[Saved entries]
*-*-*

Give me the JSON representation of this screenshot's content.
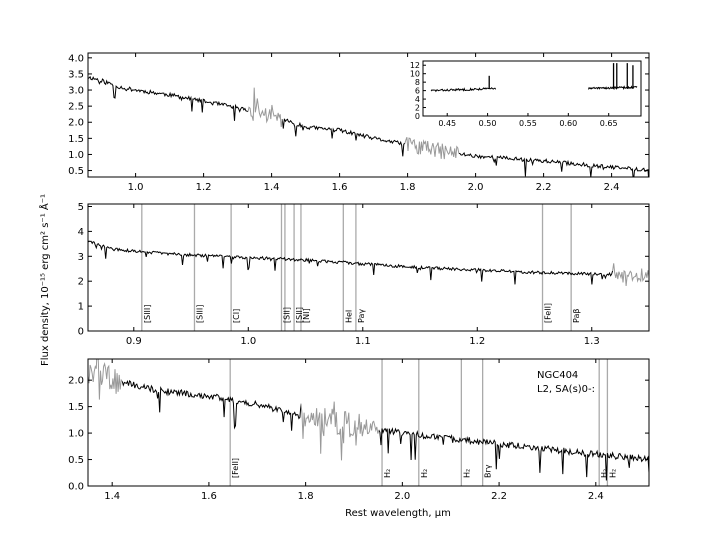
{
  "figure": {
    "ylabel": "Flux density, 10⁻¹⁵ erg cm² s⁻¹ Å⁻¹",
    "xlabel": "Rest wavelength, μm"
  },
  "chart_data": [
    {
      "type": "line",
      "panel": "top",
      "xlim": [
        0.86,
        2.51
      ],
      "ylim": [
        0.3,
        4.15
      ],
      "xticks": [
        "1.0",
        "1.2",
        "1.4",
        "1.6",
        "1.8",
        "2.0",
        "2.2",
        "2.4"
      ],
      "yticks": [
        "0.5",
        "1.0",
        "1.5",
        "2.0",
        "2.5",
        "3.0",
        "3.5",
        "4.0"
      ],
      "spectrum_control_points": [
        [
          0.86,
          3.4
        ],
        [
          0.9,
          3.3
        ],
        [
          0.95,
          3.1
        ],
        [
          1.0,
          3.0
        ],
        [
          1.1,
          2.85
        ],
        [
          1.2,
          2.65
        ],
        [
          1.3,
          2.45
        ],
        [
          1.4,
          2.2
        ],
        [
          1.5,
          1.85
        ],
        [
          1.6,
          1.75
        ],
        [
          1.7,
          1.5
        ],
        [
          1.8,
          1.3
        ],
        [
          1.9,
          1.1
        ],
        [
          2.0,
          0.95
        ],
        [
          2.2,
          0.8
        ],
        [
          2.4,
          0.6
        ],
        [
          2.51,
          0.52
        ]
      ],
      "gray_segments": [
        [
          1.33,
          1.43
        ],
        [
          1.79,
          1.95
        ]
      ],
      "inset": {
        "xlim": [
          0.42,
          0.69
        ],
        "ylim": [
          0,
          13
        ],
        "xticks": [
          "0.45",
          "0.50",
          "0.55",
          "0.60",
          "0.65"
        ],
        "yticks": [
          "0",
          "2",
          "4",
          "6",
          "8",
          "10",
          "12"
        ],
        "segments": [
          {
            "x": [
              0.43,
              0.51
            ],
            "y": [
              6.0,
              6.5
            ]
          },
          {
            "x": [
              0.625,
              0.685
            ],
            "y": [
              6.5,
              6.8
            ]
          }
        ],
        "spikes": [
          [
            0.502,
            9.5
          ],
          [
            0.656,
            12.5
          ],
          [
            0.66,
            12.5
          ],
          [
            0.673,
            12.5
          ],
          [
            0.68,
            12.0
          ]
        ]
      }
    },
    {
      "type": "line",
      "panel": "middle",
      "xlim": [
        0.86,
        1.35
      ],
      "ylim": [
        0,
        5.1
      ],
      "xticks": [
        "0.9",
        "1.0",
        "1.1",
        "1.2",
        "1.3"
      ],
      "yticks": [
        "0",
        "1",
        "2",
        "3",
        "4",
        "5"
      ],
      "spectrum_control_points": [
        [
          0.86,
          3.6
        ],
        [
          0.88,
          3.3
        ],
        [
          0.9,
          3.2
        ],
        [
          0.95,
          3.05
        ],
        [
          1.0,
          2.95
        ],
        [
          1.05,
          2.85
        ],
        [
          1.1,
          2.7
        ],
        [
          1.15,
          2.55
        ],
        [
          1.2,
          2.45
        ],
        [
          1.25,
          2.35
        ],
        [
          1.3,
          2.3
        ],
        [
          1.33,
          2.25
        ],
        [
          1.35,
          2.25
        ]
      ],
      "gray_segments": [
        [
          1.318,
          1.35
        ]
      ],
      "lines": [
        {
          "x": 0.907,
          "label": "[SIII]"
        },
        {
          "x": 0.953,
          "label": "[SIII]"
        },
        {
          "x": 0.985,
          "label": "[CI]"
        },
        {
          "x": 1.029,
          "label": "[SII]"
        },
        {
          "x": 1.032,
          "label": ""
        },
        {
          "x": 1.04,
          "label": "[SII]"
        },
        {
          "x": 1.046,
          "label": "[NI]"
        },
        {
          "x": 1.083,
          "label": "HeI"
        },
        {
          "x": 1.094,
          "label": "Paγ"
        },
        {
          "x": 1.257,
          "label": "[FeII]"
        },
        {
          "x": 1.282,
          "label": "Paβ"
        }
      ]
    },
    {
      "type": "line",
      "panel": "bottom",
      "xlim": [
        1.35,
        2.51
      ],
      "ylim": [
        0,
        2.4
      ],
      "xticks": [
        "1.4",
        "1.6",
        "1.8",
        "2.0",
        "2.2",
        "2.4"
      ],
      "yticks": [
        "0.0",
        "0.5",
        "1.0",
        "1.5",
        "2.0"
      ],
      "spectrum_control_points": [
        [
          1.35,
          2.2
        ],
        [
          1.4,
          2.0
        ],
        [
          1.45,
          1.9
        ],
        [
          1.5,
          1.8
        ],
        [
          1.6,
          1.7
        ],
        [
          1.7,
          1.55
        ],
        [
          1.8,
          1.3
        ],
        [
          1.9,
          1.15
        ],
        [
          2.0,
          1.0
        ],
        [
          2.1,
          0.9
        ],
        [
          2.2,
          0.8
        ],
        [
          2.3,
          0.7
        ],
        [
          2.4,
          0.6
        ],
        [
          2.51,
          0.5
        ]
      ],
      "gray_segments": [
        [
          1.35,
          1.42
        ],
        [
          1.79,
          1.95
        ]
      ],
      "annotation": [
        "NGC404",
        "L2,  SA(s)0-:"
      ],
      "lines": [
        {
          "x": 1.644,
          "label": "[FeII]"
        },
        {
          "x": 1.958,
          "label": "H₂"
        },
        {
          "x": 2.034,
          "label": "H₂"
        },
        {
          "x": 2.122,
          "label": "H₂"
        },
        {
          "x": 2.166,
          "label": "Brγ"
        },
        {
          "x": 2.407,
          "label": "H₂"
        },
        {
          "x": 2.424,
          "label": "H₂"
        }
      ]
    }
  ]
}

*-*-*

• **DIRECTION**
Copy all the entries word for word. Omit any pictures.

• **ANSWER FOR THIS EXERCISE**
Give me the JSON representation of this screenshot's content.
{
  "figure": {
    "ylabel": "Flux density, 10⁻¹⁵ erg cm² s⁻¹ Å⁻¹",
    "xlabel": "Rest wavelength, μm"
  },
  "chart_data": [
    {
      "type": "line",
      "panel": "top",
      "xlim": [
        0.86,
        2.51
      ],
      "ylim": [
        0.3,
        4.15
      ],
      "xticks": [
        "1.0",
        "1.2",
        "1.4",
        "1.6",
        "1.8",
        "2.0",
        "2.2",
        "2.4"
      ],
      "yticks": [
        "0.5",
        "1.0",
        "1.5",
        "2.0",
        "2.5",
        "3.0",
        "3.5",
        "4.0"
      ],
      "spectrum_control_points": [
        [
          0.86,
          3.4
        ],
        [
          0.9,
          3.3
        ],
        [
          0.95,
          3.1
        ],
        [
          1.0,
          3.0
        ],
        [
          1.1,
          2.85
        ],
        [
          1.2,
          2.65
        ],
        [
          1.3,
          2.45
        ],
        [
          1.4,
          2.2
        ],
        [
          1.5,
          1.85
        ],
        [
          1.6,
          1.75
        ],
        [
          1.7,
          1.5
        ],
        [
          1.8,
          1.3
        ],
        [
          1.9,
          1.1
        ],
        [
          2.0,
          0.95
        ],
        [
          2.2,
          0.8
        ],
        [
          2.4,
          0.6
        ],
        [
          2.51,
          0.52
        ]
      ],
      "gray_segments": [
        [
          1.33,
          1.43
        ],
        [
          1.79,
          1.95
        ]
      ],
      "inset": {
        "xlim": [
          0.42,
          0.69
        ],
        "ylim": [
          0,
          13
        ],
        "xticks": [
          "0.45",
          "0.50",
          "0.55",
          "0.60",
          "0.65"
        ],
        "yticks": [
          "0",
          "2",
          "4",
          "6",
          "8",
          "10",
          "12"
        ],
        "segments": [
          {
            "x": [
              0.43,
              0.51
            ],
            "y": [
              6.0,
              6.5
            ]
          },
          {
            "x": [
              0.625,
              0.685
            ],
            "y": [
              6.5,
              6.8
            ]
          }
        ],
        "spikes": [
          [
            0.502,
            9.5
          ],
          [
            0.656,
            12.5
          ],
          [
            0.66,
            12.5
          ],
          [
            0.673,
            12.5
          ],
          [
            0.68,
            12.0
          ]
        ]
      }
    },
    {
      "type": "line",
      "panel": "middle",
      "xlim": [
        0.86,
        1.35
      ],
      "ylim": [
        0,
        5.1
      ],
      "xticks": [
        "0.9",
        "1.0",
        "1.1",
        "1.2",
        "1.3"
      ],
      "yticks": [
        "0",
        "1",
        "2",
        "3",
        "4",
        "5"
      ],
      "spectrum_control_points": [
        [
          0.86,
          3.6
        ],
        [
          0.88,
          3.3
        ],
        [
          0.9,
          3.2
        ],
        [
          0.95,
          3.05
        ],
        [
          1.0,
          2.95
        ],
        [
          1.05,
          2.85
        ],
        [
          1.1,
          2.7
        ],
        [
          1.15,
          2.55
        ],
        [
          1.2,
          2.45
        ],
        [
          1.25,
          2.35
        ],
        [
          1.3,
          2.3
        ],
        [
          1.33,
          2.25
        ],
        [
          1.35,
          2.25
        ]
      ],
      "gray_segments": [
        [
          1.318,
          1.35
        ]
      ],
      "lines": [
        {
          "x": 0.907,
          "label": "[SIII]"
        },
        {
          "x": 0.953,
          "label": "[SIII]"
        },
        {
          "x": 0.985,
          "label": "[CI]"
        },
        {
          "x": 1.029,
          "label": "[SII]"
        },
        {
          "x": 1.032,
          "label": ""
        },
        {
          "x": 1.04,
          "label": "[SII]"
        },
        {
          "x": 1.046,
          "label": "[NI]"
        },
        {
          "x": 1.083,
          "label": "HeI"
        },
        {
          "x": 1.094,
          "label": "Paγ"
        },
        {
          "x": 1.257,
          "label": "[FeII]"
        },
        {
          "x": 1.282,
          "label": "Paβ"
        }
      ]
    },
    {
      "type": "line",
      "panel": "bottom",
      "xlim": [
        1.35,
        2.51
      ],
      "ylim": [
        0,
        2.4
      ],
      "xticks": [
        "1.4",
        "1.6",
        "1.8",
        "2.0",
        "2.2",
        "2.4"
      ],
      "yticks": [
        "0.0",
        "0.5",
        "1.0",
        "1.5",
        "2.0"
      ],
      "spectrum_control_points": [
        [
          1.35,
          2.2
        ],
        [
          1.4,
          2.0
        ],
        [
          1.45,
          1.9
        ],
        [
          1.5,
          1.8
        ],
        [
          1.6,
          1.7
        ],
        [
          1.7,
          1.55
        ],
        [
          1.8,
          1.3
        ],
        [
          1.9,
          1.15
        ],
        [
          2.0,
          1.0
        ],
        [
          2.1,
          0.9
        ],
        [
          2.2,
          0.8
        ],
        [
          2.3,
          0.7
        ],
        [
          2.4,
          0.6
        ],
        [
          2.51,
          0.5
        ]
      ],
      "gray_segments": [
        [
          1.35,
          1.42
        ],
        [
          1.79,
          1.95
        ]
      ],
      "annotation": [
        "NGC404",
        "L2,  SA(s)0-:"
      ],
      "lines": [
        {
          "x": 1.644,
          "label": "[FeII]"
        },
        {
          "x": 1.958,
          "label": "H₂"
        },
        {
          "x": 2.034,
          "label": "H₂"
        },
        {
          "x": 2.122,
          "label": "H₂"
        },
        {
          "x": 2.166,
          "label": "Brγ"
        },
        {
          "x": 2.407,
          "label": "H₂"
        },
        {
          "x": 2.424,
          "label": "H₂"
        }
      ]
    }
  ]
}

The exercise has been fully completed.